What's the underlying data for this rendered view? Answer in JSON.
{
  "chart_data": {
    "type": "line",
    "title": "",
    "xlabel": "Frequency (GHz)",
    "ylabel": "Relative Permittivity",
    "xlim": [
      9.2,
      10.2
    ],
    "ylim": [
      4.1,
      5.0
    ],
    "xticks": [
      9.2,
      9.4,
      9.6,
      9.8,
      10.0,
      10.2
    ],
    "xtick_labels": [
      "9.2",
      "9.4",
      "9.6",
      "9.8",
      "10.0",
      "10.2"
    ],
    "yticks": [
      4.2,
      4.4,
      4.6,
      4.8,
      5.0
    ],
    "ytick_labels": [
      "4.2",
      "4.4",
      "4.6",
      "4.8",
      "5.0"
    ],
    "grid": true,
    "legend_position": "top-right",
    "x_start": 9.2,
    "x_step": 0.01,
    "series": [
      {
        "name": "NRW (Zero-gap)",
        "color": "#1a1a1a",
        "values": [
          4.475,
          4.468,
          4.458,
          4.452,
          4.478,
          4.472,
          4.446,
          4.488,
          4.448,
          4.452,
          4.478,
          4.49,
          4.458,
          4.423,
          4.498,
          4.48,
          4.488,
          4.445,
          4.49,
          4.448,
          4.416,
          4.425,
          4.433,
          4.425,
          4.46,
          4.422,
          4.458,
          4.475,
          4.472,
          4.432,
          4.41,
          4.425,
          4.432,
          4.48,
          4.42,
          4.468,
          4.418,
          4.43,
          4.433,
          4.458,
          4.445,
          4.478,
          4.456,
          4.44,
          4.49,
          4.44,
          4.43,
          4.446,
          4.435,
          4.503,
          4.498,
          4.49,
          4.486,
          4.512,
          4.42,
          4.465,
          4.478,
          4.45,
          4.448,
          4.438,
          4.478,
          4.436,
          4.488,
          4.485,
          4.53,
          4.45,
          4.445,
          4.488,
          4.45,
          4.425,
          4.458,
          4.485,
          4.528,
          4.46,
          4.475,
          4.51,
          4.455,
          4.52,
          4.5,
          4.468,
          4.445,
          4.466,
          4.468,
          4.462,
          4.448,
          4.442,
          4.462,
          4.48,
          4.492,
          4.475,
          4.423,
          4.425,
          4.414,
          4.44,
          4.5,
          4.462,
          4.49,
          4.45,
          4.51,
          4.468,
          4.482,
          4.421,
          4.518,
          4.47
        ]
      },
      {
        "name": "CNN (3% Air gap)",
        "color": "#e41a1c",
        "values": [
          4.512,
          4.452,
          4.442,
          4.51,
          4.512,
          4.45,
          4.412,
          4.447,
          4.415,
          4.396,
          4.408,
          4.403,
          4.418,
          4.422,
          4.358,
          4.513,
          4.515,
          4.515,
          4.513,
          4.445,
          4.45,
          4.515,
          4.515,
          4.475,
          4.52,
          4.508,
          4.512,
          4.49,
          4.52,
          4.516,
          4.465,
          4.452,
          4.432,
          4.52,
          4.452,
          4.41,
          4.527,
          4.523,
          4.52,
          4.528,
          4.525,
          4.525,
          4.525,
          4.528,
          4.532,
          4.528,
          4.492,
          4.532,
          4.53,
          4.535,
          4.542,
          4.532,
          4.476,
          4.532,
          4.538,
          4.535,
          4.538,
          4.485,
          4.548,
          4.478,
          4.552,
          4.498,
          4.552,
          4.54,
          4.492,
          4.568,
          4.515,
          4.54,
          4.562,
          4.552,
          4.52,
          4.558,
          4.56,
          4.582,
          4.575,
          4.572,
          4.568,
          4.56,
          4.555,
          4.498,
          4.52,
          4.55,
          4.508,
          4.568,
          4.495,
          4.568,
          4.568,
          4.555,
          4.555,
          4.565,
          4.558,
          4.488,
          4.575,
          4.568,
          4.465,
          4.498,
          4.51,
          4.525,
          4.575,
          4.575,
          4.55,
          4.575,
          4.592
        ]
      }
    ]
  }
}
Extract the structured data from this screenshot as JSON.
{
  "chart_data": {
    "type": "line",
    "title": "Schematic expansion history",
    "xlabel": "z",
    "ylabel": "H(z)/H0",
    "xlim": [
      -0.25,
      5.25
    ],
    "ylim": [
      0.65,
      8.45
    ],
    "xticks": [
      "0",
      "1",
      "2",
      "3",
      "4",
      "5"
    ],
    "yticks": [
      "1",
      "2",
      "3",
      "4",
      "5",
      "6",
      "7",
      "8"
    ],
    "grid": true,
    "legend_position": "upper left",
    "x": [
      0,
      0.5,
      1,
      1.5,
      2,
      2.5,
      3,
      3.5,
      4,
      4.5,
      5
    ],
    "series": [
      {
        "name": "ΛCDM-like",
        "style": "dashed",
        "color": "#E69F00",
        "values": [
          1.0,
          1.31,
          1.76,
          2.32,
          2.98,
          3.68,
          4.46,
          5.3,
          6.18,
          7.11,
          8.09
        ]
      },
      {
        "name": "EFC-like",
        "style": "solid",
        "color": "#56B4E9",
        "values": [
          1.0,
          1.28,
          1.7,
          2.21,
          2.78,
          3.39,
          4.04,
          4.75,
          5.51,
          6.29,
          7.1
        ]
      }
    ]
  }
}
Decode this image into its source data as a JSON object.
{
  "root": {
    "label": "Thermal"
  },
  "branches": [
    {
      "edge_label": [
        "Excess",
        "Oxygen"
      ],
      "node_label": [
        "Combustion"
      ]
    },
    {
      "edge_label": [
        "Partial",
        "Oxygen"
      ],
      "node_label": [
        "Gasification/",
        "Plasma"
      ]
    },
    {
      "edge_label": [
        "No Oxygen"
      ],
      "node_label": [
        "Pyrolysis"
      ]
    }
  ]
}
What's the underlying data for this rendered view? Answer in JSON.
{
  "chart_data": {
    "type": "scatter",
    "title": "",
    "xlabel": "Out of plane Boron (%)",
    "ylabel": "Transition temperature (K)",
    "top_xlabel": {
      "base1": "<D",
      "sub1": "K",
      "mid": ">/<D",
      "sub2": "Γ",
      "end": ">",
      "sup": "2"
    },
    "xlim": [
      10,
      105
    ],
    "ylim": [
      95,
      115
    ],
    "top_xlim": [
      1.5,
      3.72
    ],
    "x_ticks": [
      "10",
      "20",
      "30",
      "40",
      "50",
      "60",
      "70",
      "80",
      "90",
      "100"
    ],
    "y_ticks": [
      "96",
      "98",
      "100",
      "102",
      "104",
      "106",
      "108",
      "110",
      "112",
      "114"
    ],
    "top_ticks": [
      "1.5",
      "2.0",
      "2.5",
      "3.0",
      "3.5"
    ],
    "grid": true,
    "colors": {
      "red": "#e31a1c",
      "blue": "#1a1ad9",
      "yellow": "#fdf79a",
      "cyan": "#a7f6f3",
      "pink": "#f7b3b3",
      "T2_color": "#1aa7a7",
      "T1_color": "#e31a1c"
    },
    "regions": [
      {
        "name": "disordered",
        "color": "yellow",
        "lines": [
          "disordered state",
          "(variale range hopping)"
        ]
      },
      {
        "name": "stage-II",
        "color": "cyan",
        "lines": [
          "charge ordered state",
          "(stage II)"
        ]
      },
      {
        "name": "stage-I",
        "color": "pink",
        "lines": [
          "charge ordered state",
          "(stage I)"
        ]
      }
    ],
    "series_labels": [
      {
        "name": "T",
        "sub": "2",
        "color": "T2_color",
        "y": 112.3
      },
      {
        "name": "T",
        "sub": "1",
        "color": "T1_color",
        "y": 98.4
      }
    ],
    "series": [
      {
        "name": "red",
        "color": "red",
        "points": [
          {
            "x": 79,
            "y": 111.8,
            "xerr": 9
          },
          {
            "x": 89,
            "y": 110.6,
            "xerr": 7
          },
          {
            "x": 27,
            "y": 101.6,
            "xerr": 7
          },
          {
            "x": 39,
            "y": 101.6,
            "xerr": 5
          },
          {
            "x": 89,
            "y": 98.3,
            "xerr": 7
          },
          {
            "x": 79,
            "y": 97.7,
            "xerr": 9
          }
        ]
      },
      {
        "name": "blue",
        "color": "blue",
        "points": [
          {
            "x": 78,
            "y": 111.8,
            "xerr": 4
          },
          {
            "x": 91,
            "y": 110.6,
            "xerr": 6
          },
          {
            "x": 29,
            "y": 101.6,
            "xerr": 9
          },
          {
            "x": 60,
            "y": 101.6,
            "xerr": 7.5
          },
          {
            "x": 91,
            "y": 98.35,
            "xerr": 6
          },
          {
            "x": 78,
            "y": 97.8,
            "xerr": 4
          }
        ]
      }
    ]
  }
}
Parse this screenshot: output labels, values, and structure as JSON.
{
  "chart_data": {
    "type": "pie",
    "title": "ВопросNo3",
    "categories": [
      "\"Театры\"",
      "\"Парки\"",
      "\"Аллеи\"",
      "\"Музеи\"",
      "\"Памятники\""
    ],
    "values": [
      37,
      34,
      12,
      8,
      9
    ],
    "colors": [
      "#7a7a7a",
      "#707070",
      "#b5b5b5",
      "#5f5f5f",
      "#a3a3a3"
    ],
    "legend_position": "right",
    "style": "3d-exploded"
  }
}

→ The request
List each line holding the string "type".

→ Result for this exercise
    "type": "line",
    "type": "line",
    "type": "scatter",
    "type": "pie",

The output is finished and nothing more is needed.